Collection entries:
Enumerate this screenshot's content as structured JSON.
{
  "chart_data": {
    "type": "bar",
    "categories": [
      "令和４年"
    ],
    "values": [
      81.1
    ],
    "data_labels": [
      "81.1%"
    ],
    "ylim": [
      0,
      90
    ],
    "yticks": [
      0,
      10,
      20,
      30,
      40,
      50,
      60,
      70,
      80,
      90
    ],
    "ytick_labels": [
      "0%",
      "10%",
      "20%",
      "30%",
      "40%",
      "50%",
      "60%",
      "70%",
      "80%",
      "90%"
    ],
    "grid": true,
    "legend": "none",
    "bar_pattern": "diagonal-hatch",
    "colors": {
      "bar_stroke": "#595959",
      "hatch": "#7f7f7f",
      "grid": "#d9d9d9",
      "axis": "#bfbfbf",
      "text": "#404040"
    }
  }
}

**WRITTEN REQUEST**.
Report how many lines of the entries hold the word "hatch". Nothing else is needed.

**WRITTEN RESPONSE**.
2